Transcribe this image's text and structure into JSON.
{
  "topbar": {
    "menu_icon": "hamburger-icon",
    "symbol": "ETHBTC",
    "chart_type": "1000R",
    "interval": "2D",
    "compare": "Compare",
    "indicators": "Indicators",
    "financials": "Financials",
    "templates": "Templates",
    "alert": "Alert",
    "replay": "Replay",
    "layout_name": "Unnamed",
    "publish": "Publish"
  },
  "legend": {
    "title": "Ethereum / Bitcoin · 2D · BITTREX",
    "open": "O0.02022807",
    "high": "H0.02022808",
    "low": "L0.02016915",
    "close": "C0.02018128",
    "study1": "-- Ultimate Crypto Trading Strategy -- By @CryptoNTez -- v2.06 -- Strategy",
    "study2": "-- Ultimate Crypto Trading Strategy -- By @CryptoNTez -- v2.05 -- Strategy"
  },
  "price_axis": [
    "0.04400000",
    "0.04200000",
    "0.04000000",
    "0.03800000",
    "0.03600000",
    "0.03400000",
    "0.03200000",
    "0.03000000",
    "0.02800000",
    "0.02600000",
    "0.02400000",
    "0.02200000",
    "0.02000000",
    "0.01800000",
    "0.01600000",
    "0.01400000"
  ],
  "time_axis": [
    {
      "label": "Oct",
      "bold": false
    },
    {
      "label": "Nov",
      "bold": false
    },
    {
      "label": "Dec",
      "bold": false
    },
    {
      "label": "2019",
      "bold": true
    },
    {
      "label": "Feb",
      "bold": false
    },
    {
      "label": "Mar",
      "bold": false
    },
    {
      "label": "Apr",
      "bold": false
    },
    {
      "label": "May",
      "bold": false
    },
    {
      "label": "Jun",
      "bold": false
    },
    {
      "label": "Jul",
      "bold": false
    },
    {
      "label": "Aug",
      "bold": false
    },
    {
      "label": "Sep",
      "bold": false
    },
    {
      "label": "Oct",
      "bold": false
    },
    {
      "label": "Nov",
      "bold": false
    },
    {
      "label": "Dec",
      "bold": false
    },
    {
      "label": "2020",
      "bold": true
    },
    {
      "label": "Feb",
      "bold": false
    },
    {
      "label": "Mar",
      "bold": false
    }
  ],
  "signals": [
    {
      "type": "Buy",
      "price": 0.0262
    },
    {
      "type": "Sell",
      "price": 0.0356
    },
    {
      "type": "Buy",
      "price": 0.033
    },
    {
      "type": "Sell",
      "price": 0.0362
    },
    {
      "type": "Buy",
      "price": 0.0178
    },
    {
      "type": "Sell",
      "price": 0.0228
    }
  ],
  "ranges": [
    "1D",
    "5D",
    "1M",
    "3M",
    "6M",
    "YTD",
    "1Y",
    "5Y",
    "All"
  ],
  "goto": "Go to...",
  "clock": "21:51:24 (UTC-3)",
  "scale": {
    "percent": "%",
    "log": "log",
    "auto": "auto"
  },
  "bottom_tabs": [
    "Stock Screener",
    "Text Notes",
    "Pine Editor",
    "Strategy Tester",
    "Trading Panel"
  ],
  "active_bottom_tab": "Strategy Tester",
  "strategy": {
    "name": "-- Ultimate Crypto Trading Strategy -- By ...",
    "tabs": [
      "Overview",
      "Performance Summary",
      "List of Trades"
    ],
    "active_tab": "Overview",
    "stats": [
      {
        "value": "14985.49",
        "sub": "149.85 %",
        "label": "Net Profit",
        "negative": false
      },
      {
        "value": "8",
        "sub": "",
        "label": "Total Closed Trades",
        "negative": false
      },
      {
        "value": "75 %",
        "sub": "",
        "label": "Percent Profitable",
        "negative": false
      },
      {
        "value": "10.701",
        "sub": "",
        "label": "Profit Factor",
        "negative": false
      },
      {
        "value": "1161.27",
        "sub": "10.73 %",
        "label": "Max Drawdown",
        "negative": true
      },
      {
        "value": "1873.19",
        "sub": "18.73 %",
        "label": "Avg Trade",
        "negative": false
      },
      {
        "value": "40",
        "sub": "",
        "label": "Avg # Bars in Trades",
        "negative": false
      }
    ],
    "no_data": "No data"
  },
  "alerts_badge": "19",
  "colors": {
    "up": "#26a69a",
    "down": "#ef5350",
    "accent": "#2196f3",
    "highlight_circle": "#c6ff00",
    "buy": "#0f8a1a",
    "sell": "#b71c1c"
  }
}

○ ○ ○ ○ ○ ○ ○

Exercise details
Using the listing above, say how many of its lines contain the string "Trades", giving nothing but the figure.

Exercise response
3